(Data entries)
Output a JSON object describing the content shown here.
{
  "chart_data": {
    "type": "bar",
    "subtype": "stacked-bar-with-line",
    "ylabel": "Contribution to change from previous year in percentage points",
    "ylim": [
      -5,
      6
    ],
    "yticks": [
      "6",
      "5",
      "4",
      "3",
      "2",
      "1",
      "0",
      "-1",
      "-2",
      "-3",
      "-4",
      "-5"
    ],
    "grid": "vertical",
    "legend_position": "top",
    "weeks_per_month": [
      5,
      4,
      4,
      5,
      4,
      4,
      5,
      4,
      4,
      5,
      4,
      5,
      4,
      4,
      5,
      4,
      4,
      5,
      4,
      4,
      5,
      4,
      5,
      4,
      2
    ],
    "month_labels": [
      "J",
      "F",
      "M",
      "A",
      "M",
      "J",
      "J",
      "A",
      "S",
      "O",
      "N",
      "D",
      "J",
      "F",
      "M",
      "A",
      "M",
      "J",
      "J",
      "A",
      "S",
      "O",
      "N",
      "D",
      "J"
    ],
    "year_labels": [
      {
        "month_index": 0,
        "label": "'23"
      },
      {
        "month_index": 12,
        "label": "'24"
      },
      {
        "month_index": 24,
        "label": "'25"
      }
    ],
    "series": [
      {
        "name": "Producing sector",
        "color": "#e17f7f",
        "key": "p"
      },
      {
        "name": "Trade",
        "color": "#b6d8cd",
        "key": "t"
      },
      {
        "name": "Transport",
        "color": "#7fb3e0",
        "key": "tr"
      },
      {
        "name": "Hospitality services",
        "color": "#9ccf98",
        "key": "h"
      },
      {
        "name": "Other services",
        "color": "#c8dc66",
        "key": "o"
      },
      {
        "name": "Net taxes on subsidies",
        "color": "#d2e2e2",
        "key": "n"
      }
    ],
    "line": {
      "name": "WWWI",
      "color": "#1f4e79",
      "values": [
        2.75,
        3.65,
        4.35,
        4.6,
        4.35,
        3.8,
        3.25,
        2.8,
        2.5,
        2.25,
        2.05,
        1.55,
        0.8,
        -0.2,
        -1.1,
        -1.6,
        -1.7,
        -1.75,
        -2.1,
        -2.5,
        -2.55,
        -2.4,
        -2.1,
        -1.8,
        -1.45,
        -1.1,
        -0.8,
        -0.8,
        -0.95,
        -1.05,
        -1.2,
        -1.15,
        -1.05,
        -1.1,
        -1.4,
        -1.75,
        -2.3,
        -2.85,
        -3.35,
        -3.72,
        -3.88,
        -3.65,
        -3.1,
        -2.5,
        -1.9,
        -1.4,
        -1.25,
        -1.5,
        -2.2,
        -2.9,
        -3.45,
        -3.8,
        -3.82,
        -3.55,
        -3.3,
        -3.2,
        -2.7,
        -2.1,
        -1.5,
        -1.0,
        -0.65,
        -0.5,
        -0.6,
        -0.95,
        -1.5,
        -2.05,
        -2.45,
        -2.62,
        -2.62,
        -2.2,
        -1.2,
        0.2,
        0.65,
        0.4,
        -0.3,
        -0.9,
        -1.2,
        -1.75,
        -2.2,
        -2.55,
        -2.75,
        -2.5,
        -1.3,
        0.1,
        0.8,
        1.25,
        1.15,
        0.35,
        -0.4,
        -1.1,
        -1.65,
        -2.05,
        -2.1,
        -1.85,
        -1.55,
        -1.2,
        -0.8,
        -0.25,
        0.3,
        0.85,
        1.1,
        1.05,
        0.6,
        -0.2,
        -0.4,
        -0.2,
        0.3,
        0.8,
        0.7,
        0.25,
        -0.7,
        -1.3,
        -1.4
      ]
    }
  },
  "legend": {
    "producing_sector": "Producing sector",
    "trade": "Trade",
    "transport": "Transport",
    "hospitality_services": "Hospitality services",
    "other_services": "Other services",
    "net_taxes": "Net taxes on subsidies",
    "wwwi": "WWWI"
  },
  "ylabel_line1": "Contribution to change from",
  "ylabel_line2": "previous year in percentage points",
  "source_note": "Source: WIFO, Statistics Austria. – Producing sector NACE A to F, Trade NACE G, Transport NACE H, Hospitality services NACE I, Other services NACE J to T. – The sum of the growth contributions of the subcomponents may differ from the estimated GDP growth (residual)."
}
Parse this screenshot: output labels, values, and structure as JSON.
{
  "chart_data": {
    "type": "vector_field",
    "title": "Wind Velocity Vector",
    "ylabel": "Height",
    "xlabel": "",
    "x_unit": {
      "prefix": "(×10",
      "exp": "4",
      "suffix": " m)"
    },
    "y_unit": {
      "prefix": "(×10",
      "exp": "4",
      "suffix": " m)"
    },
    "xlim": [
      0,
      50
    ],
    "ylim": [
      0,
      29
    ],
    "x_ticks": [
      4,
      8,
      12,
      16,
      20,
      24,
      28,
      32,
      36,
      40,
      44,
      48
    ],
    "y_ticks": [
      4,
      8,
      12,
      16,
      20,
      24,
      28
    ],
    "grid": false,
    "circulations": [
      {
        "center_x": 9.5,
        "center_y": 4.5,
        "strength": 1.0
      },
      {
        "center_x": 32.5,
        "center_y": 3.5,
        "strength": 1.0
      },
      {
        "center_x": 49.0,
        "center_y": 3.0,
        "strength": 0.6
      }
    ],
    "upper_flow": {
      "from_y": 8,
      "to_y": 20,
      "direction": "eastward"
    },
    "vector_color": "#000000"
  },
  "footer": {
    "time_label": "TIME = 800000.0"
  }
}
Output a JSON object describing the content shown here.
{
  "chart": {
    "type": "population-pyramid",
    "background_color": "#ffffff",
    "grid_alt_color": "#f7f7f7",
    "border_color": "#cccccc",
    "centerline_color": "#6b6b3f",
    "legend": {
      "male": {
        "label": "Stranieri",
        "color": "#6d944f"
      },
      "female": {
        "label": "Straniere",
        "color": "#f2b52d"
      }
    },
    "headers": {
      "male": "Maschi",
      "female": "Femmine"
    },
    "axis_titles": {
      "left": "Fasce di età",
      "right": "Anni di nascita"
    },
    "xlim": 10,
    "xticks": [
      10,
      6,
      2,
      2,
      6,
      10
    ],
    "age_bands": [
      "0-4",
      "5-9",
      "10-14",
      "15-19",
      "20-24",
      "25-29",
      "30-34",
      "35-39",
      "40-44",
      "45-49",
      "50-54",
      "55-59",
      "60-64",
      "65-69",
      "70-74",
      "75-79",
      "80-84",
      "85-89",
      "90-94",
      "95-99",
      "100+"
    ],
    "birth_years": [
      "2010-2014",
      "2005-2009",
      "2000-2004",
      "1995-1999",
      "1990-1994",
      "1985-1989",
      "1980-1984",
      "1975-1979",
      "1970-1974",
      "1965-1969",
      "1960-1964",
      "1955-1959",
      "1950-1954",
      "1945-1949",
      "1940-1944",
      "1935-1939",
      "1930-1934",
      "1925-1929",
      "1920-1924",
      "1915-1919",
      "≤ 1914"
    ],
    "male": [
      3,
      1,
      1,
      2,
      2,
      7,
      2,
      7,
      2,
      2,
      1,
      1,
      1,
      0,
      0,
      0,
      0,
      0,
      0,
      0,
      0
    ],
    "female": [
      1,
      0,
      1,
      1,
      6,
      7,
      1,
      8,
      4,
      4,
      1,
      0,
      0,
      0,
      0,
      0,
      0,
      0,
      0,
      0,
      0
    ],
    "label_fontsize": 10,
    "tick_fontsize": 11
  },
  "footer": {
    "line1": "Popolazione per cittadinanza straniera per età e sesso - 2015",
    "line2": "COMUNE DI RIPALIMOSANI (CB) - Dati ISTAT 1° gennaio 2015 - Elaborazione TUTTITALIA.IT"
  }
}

Problem to solve = Print the entries exactly. Include every one.

Solution to this task =
Output a JSON object describing the content shown here.
{
  "chart_data": {
    "type": "bar",
    "subtype": "stacked-bar-with-line",
    "ylabel": "Contribution to change from previous year in percentage points",
    "ylim": [
      -5,
      6
    ],
    "yticks": [
      "6",
      "5",
      "4",
      "3",
      "2",
      "1",
      "0",
      "-1",
      "-2",
      "-3",
      "-4",
      "-5"
    ],
    "grid": "vertical",
    "legend_position": "top",
    "weeks_per_month": [
      5,
      4,
      4,
      5,
      4,
      4,
      5,
      4,
      4,
      5,
      4,
      5,
      4,
      4,
      5,
      4,
      4,
      5,
      4,
      4,
      5,
      4,
      5,
      4,
      2
    ],
    "month_labels": [
      "J",
      "F",
      "M",
      "A",
      "M",
      "J",
      "J",
      "A",
      "S",
      "O",
      "N",
      "D",
      "J",
      "F",
      "M",
      "A",
      "M",
      "J",
      "J",
      "A",
      "S",
      "O",
      "N",
      "D",
      "J"
    ],
    "year_labels": [
      {
        "month_index": 0,
        "label": "'23"
      },
      {
        "month_index": 12,
        "label": "'24"
      },
      {
        "month_index": 24,
        "label": "'25"
      }
    ],
    "series": [
      {
        "name": "Producing sector",
        "color": "#e17f7f",
        "key": "p"
      },
      {
        "name": "Trade",
        "color": "#b6d8cd",
        "key": "t"
      },
      {
        "name": "Transport",
        "color": "#7fb3e0",
        "key": "tr"
      },
      {
        "name": "Hospitality services",
        "color": "#9ccf98",
        "key": "h"
      },
      {
        "name": "Other services",
        "color": "#c8dc66",
        "key": "o"
      },
      {
        "name": "Net taxes on subsidies",
        "color": "#d2e2e2",
        "key": "n"
      }
    ],
    "line": {
      "name": "WWWI",
      "color": "#1f4e79",
      "values": [
        2.75,
        3.65,
        4.35,
        4.6,
        4.35,
        3.8,
        3.25,
        2.8,
        2.5,
        2.25,
        2.05,
        1.55,
        0.8,
        -0.2,
        -1.1,
        -1.6,
        -1.7,
        -1.75,
        -2.1,
        -2.5,
        -2.55,
        -2.4,
        -2.1,
        -1.8,
        -1.45,
        -1.1,
        -0.8,
        -0.8,
        -0.95,
        -1.05,
        -1.2,
        -1.15,
        -1.05,
        -1.1,
        -1.4,
        -1.75,
        -2.3,
        -2.85,
        -3.35,
        -3.72,
        -3.88,
        -3.65,
        -3.1,
        -2.5,
        -1.9,
        -1.4,
        -1.25,
        -1.5,
        -2.2,
        -2.9,
        -3.45,
        -3.8,
        -3.82,
        -3.55,
        -3.3,
        -3.2,
        -2.7,
        -2.1,
        -1.5,
        -1.0,
        -0.65,
        -0.5,
        -0.6,
        -0.95,
        -1.5,
        -2.05,
        -2.45,
        -2.62,
        -2.62,
        -2.2,
        -1.2,
        0.2,
        0.65,
        0.4,
        -0.3,
        -0.9,
        -1.2,
        -1.75,
        -2.2,
        -2.55,
        -2.75,
        -2.5,
        -1.3,
        0.1,
        0.8,
        1.25,
        1.15,
        0.35,
        -0.4,
        -1.1,
        -1.65,
        -2.05,
        -2.1,
        -1.85,
        -1.55,
        -1.2,
        -0.8,
        -0.25,
        0.3,
        0.85,
        1.1,
        1.05,
        0.6,
        -0.2,
        -0.4,
        -0.2,
        0.3,
        0.8,
        0.7,
        0.25,
        -0.7,
        -1.3,
        -1.4
      ]
    }
  },
  "legend": {
    "producing_sector": "Producing sector",
    "trade": "Trade",
    "transport": "Transport",
    "hospitality_services": "Hospitality services",
    "other_services": "Other services",
    "net_taxes": "Net taxes on subsidies",
    "wwwi": "WWWI"
  },
  "ylabel_line1": "Contribution to change from",
  "ylabel_line2": "previous year in percentage points",
  "source_note": "Source: WIFO, Statistics Austria. – Producing sector NACE A to F, Trade NACE G, Transport NACE H, Hospitality services NACE I, Other services NACE J to T. – The sum of the growth contributions of the subcomponents may differ from the estimated GDP growth (residual)."
}
Parse this screenshot: output labels, values, and structure as JSON.
{
  "chart_data": {
    "type": "vector_field",
    "title": "Wind Velocity Vector",
    "ylabel": "Height",
    "xlabel": "",
    "x_unit": {
      "prefix": "(×10",
      "exp": "4",
      "suffix": " m)"
    },
    "y_unit": {
      "prefix": "(×10",
      "exp": "4",
      "suffix": " m)"
    },
    "xlim": [
      0,
      50
    ],
    "ylim": [
      0,
      29
    ],
    "x_ticks": [
      4,
      8,
      12,
      16,
      20,
      24,
      28,
      32,
      36,
      40,
      44,
      48
    ],
    "y_ticks": [
      4,
      8,
      12,
      16,
      20,
      24,
      28
    ],
    "grid": false,
    "circulations": [
      {
        "center_x": 9.5,
        "center_y": 4.5,
        "strength": 1.0
      },
      {
        "center_x": 32.5,
        "center_y": 3.5,
        "strength": 1.0
      },
      {
        "center_x": 49.0,
        "center_y": 3.0,
        "strength": 0.6
      }
    ],
    "upper_flow": {
      "from_y": 8,
      "to_y": 20,
      "direction": "eastward"
    },
    "vector_color": "#000000"
  },
  "footer": {
    "time_label": "TIME = 800000.0"
  }
}
Output a JSON object describing the content shown here.
{
  "chart": {
    "type": "population-pyramid",
    "background_color": "#ffffff",
    "grid_alt_color": "#f7f7f7",
    "border_color": "#cccccc",
    "centerline_color": "#6b6b3f",
    "legend": {
      "male": {
        "label": "Stranieri",
        "color": "#6d944f"
      },
      "female": {
        "label": "Straniere",
        "color": "#f2b52d"
      }
    },
    "headers": {
      "male": "Maschi",
      "female": "Femmine"
    },
    "axis_titles": {
      "left": "Fasce di età",
      "right": "Anni di nascita"
    },
    "xlim": 10,
    "xticks": [
      10,
      6,
      2,
      2,
      6,
      10
    ],
    "age_bands": [
      "0-4",
      "5-9",
      "10-14",
      "15-19",
      "20-24",
      "25-29",
      "30-34",
      "35-39",
      "40-44",
      "45-49",
      "50-54",
      "55-59",
      "60-64",
      "65-69",
      "70-74",
      "75-79",
      "80-84",
      "85-89",
      "90-94",
      "95-99",
      "100+"
    ],
    "birth_years": [
      "2010-2014",
      "2005-2009",
      "2000-2004",
      "1995-1999",
      "1990-1994",
      "1985-1989",
      "1980-1984",
      "1975-1979",
      "1970-1974",
      "1965-1969",
      "1960-1964",
      "1955-1959",
      "1950-1954",
      "1945-1949",
      "1940-1944",
      "1935-1939",
      "1930-1934",
      "1925-1929",
      "1920-1924",
      "1915-1919",
      "≤ 1914"
    ],
    "male": [
      3,
      1,
      1,
      2,
      2,
      7,
      2,
      7,
      2,
      2,
      1,
      1,
      1,
      0,
      0,
      0,
      0,
      0,
      0,
      0,
      0
    ],
    "female": [
      1,
      0,
      1,
      1,
      6,
      7,
      1,
      8,
      4,
      4,
      1,
      0,
      0,
      0,
      0,
      0,
      0,
      0,
      0,
      0,
      0
    ],
    "label_fontsize": 10,
    "tick_fontsize": 11
  },
  "footer": {
    "line1": "Popolazione per cittadinanza straniera per età e sesso - 2015",
    "line2": "COMUNE DI RIPALIMOSANI (CB) - Dati ISTAT 1° gennaio 2015 - Elaborazione TUTTITALIA.IT"
  }
}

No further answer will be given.